Each entry below is to be transcribed exactly.

— START —

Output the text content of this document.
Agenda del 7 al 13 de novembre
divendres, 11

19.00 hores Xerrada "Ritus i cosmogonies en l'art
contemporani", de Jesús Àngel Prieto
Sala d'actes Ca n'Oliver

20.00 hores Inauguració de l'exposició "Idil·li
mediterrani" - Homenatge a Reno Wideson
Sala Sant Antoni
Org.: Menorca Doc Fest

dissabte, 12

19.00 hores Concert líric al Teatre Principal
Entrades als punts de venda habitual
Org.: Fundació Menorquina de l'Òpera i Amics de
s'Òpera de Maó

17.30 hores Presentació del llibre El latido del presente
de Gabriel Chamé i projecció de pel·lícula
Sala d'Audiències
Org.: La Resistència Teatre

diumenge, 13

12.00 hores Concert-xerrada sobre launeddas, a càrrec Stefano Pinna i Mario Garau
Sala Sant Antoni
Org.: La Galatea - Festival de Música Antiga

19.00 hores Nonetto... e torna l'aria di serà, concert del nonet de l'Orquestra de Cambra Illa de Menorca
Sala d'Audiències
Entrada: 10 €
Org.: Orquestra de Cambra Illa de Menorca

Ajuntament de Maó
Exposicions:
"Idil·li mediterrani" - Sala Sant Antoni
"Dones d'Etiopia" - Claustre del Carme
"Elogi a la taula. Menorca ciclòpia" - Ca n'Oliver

— END —

__FULL SOLUTION__
Output the text content of this document.
Agenda del 7 al 13 de novembre
divendres, 11

19.00 hores Xerrada "Ritus i cosmogonies en l'art
contemporani", de Jesús Àngel Prieto
Sala d'actes Ca n'Oliver

20.00 hores Inauguració de l'exposició "Idil·li
mediterrani" - Homenatge a Reno Wideson
Sala Sant Antoni
Org.: Menorca Doc Fest

dissabte, 12

19.00 hores Concert líric al Teatre Principal
Entrades als punts de venda habitual
Org.: Fundació Menorquina de l'Òpera i Amics de
s'Òpera de Maó

17.30 hores Presentació del llibre El latido del presente
de Gabriel Chamé i projecció de pel·lícula
Sala d'Audiències
Org.: La Resistència Teatre

diumenge, 13

12.00 hores Concert-xerrada sobre launeddas, a càrrec Stefano Pinna i Mario Garau
Sala Sant Antoni
Org.: La Galatea - Festival de Música Antiga

19.00 hores Nonetto... e torna l'aria di serà, concert del nonet de l'Orquestra de Cambra Illa de Menorca
Sala d'Audiències
Entrada: 10 €
Org.: Orquestra de Cambra Illa de Menorca

Ajuntament de Maó
Exposicions:
"Idil·li mediterrani" - Sala Sant Antoni
"Dones d'Etiopia" - Claustre del Carme
"Elogi a la taula. Menorca ciclòpia" - Ca n'Oliver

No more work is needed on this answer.